> _ASSIGNMENT_: Word for word, set down the entries that follow.
START PROVIDED RECORDS
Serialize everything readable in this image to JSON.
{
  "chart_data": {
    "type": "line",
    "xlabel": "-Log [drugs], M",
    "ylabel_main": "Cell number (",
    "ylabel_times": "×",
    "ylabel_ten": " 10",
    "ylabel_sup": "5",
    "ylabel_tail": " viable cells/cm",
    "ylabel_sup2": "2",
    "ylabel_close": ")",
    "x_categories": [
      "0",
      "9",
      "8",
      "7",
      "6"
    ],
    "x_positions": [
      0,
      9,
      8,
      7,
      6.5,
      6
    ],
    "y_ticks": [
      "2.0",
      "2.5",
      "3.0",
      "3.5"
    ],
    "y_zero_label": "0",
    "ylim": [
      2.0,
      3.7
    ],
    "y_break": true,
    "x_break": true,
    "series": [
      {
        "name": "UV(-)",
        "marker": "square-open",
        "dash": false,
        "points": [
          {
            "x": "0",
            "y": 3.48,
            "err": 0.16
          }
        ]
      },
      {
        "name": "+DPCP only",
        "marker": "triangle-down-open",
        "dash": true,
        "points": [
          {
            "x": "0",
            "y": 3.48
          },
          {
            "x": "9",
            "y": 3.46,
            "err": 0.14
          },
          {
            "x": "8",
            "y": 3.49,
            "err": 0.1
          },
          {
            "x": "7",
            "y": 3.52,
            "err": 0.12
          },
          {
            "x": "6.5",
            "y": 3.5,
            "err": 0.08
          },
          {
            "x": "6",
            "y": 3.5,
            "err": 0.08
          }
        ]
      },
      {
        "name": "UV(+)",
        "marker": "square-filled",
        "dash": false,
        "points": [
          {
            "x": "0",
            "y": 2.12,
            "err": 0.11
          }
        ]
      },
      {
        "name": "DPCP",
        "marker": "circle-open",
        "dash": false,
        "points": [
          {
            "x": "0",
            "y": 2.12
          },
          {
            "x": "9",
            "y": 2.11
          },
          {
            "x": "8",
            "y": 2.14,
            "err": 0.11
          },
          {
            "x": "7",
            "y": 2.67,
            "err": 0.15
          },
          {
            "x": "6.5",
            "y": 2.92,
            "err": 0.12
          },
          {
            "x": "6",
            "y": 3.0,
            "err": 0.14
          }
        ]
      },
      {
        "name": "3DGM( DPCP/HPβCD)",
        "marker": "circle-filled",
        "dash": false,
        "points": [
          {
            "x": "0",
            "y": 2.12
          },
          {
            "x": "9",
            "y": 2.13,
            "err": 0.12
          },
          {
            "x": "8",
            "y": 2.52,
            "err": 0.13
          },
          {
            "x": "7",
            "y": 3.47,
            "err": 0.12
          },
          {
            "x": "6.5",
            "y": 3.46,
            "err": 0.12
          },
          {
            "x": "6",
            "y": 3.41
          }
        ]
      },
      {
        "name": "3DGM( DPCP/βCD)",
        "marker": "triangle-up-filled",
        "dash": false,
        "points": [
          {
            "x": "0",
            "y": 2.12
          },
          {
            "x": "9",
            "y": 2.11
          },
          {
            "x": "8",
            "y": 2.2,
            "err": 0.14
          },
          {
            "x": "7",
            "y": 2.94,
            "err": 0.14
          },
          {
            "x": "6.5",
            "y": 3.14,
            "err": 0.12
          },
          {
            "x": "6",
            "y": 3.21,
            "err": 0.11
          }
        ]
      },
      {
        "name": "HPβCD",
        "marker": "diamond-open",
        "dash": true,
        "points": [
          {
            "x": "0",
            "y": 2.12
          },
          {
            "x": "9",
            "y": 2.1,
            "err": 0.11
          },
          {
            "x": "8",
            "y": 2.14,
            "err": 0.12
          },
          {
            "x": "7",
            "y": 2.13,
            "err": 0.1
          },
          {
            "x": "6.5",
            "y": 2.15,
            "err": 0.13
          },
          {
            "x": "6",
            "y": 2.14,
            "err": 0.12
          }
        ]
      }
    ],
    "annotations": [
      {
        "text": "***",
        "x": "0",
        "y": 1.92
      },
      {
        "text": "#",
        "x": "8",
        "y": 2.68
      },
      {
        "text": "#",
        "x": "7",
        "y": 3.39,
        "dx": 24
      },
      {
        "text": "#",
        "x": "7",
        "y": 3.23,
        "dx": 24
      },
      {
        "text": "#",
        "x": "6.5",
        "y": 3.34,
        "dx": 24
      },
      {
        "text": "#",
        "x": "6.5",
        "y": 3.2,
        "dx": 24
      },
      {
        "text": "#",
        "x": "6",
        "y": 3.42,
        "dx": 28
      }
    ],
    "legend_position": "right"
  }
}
END PROVIDED RECORDS
> _THE ANSWER_:
Serialize everything readable in this image to JSON.
{
  "chart_data": {
    "type": "line",
    "xlabel": "-Log [drugs], M",
    "ylabel_main": "Cell number (",
    "ylabel_times": "×",
    "ylabel_ten": " 10",
    "ylabel_sup": "5",
    "ylabel_tail": " viable cells/cm",
    "ylabel_sup2": "2",
    "ylabel_close": ")",
    "x_categories": [
      "0",
      "9",
      "8",
      "7",
      "6"
    ],
    "x_positions": [
      0,
      9,
      8,
      7,
      6.5,
      6
    ],
    "y_ticks": [
      "2.0",
      "2.5",
      "3.0",
      "3.5"
    ],
    "y_zero_label": "0",
    "ylim": [
      2.0,
      3.7
    ],
    "y_break": true,
    "x_break": true,
    "series": [
      {
        "name": "UV(-)",
        "marker": "square-open",
        "dash": false,
        "points": [
          {
            "x": "0",
            "y": 3.48,
            "err": 0.16
          }
        ]
      },
      {
        "name": "+DPCP only",
        "marker": "triangle-down-open",
        "dash": true,
        "points": [
          {
            "x": "0",
            "y": 3.48
          },
          {
            "x": "9",
            "y": 3.46,
            "err": 0.14
          },
          {
            "x": "8",
            "y": 3.49,
            "err": 0.1
          },
          {
            "x": "7",
            "y": 3.52,
            "err": 0.12
          },
          {
            "x": "6.5",
            "y": 3.5,
            "err": 0.08
          },
          {
            "x": "6",
            "y": 3.5,
            "err": 0.08
          }
        ]
      },
      {
        "name": "UV(+)",
        "marker": "square-filled",
        "dash": false,
        "points": [
          {
            "x": "0",
            "y": 2.12,
            "err": 0.11
          }
        ]
      },
      {
        "name": "DPCP",
        "marker": "circle-open",
        "dash": false,
        "points": [
          {
            "x": "0",
            "y": 2.12
          },
          {
            "x": "9",
            "y": 2.11
          },
          {
            "x": "8",
            "y": 2.14,
            "err": 0.11
          },
          {
            "x": "7",
            "y": 2.67,
            "err": 0.15
          },
          {
            "x": "6.5",
            "y": 2.92,
            "err": 0.12
          },
          {
            "x": "6",
            "y": 3.0,
            "err": 0.14
          }
        ]
      },
      {
        "name": "3DGM( DPCP/HPβCD)",
        "marker": "circle-filled",
        "dash": false,
        "points": [
          {
            "x": "0",
            "y": 2.12
          },
          {
            "x": "9",
            "y": 2.13,
            "err": 0.12
          },
          {
            "x": "8",
            "y": 2.52,
            "err": 0.13
          },
          {
            "x": "7",
            "y": 3.47,
            "err": 0.12
          },
          {
            "x": "6.5",
            "y": 3.46,
            "err": 0.12
          },
          {
            "x": "6",
            "y": 3.41
          }
        ]
      },
      {
        "name": "3DGM( DPCP/βCD)",
        "marker": "triangle-up-filled",
        "dash": false,
        "points": [
          {
            "x": "0",
            "y": 2.12
          },
          {
            "x": "9",
            "y": 2.11
          },
          {
            "x": "8",
            "y": 2.2,
            "err": 0.14
          },
          {
            "x": "7",
            "y": 2.94,
            "err": 0.14
          },
          {
            "x": "6.5",
            "y": 3.14,
            "err": 0.12
          },
          {
            "x": "6",
            "y": 3.21,
            "err": 0.11
          }
        ]
      },
      {
        "name": "HPβCD",
        "marker": "diamond-open",
        "dash": true,
        "points": [
          {
            "x": "0",
            "y": 2.12
          },
          {
            "x": "9",
            "y": 2.1,
            "err": 0.11
          },
          {
            "x": "8",
            "y": 2.14,
            "err": 0.12
          },
          {
            "x": "7",
            "y": 2.13,
            "err": 0.1
          },
          {
            "x": "6.5",
            "y": 2.15,
            "err": 0.13
          },
          {
            "x": "6",
            "y": 2.14,
            "err": 0.12
          }
        ]
      }
    ],
    "annotations": [
      {
        "text": "***",
        "x": "0",
        "y": 1.92
      },
      {
        "text": "#",
        "x": "8",
        "y": 2.68
      },
      {
        "text": "#",
        "x": "7",
        "y": 3.39,
        "dx": 24
      },
      {
        "text": "#",
        "x": "7",
        "y": 3.23,
        "dx": 24
      },
      {
        "text": "#",
        "x": "6.5",
        "y": 3.34,
        "dx": 24
      },
      {
        "text": "#",
        "x": "6.5",
        "y": 3.2,
        "dx": 24
      },
      {
        "text": "#",
        "x": "6",
        "y": 3.42,
        "dx": 28
      }
    ],
    "legend_position": "right"
  }
}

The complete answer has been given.